[Excerpts from a figure dataset]

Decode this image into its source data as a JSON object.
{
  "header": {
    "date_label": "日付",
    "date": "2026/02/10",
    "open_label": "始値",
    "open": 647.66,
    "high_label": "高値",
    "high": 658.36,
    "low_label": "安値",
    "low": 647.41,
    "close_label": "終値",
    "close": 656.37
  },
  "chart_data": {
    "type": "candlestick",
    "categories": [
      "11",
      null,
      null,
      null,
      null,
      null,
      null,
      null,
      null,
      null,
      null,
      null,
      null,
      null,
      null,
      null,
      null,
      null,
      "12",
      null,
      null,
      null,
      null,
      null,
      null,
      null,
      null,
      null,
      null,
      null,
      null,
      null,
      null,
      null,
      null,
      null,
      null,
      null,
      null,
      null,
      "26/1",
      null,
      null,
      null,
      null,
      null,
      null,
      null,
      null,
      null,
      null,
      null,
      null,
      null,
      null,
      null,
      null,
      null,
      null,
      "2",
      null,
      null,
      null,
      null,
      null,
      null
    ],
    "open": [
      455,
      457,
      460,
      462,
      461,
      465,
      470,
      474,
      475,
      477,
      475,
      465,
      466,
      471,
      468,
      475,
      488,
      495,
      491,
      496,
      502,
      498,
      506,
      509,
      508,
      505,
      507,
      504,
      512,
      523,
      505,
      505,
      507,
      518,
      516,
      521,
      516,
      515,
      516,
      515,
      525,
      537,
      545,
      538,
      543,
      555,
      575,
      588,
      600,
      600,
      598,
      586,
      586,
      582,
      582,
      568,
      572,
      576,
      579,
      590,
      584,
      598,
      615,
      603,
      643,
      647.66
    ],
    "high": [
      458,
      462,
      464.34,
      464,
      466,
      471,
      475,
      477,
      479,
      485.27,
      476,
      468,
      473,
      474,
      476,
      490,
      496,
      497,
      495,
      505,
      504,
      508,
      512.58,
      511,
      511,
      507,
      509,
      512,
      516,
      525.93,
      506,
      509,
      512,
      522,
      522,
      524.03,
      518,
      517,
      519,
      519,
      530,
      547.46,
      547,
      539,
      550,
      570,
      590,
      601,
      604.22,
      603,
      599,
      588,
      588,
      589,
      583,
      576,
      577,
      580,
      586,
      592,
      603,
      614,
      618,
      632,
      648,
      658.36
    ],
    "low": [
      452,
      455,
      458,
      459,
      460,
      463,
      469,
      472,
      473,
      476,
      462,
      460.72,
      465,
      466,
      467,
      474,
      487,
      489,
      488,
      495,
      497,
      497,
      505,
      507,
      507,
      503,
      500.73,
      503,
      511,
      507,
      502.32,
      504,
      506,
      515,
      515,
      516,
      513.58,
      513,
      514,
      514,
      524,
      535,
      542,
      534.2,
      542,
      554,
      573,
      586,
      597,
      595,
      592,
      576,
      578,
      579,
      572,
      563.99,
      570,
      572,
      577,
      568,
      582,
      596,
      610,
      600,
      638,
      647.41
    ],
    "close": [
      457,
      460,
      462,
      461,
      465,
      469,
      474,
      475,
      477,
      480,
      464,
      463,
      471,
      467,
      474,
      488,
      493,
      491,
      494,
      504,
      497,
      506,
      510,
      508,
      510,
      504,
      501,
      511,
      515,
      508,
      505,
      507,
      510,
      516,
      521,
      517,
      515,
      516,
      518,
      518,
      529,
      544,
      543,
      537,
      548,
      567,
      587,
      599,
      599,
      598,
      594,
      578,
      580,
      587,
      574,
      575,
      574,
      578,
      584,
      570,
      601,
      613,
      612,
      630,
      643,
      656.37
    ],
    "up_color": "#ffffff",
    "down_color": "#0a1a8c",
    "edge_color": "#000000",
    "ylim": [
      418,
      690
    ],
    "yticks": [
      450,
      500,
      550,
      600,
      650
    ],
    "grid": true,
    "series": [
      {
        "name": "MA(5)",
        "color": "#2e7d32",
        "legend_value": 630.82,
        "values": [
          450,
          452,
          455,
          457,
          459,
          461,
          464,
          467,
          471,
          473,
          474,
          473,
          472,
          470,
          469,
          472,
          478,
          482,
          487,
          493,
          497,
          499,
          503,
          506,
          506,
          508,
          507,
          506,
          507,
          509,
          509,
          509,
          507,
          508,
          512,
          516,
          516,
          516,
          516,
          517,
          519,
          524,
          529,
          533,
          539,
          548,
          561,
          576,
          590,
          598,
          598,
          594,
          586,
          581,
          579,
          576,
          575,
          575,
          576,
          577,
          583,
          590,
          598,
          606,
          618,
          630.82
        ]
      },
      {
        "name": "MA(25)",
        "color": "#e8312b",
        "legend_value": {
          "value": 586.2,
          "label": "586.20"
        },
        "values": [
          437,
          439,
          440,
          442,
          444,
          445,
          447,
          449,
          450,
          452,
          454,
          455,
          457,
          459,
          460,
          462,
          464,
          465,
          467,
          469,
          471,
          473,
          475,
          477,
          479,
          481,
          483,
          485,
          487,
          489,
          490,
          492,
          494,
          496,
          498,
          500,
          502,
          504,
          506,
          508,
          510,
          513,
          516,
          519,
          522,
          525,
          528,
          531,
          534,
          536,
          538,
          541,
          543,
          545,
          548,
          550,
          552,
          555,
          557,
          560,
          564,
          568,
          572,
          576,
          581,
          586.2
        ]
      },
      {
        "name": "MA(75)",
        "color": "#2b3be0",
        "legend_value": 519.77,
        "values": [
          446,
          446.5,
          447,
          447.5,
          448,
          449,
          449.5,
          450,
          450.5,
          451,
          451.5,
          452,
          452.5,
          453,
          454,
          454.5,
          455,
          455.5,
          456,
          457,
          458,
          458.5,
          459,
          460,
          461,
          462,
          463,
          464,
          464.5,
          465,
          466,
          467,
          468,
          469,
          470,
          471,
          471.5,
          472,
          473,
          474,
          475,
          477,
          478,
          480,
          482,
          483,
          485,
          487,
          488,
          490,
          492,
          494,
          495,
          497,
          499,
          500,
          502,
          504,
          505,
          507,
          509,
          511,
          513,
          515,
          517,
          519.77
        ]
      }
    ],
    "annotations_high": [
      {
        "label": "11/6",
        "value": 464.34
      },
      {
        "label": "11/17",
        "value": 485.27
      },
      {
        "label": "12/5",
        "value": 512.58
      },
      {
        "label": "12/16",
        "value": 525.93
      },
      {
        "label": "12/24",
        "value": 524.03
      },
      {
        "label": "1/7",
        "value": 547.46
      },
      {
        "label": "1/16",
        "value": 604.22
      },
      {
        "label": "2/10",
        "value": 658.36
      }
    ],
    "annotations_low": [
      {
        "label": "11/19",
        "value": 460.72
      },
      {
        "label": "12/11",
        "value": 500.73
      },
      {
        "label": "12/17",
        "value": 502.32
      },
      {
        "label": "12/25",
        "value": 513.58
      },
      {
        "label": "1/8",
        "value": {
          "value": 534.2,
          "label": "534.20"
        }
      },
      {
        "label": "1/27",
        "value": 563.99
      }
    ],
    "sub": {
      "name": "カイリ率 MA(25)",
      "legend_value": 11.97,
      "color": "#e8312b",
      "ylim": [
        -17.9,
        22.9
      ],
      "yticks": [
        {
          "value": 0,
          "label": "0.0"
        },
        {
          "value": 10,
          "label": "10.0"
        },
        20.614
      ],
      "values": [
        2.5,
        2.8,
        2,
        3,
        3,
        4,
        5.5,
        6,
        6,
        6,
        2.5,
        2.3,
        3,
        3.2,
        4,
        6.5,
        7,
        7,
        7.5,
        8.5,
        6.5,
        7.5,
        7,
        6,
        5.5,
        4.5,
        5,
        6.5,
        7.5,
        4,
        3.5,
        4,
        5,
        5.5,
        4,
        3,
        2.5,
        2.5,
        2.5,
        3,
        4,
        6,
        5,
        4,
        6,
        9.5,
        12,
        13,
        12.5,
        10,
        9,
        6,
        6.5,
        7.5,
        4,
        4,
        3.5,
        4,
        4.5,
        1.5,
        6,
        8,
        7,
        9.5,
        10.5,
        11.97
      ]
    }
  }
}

__Task objective__: Return only those lines of the records that contain the string "name".

__The result__:
        "name": "MA(5)",
        "name": "MA(25)",
        "name": "MA(75)",
      "name": "カイリ率 MA(25)",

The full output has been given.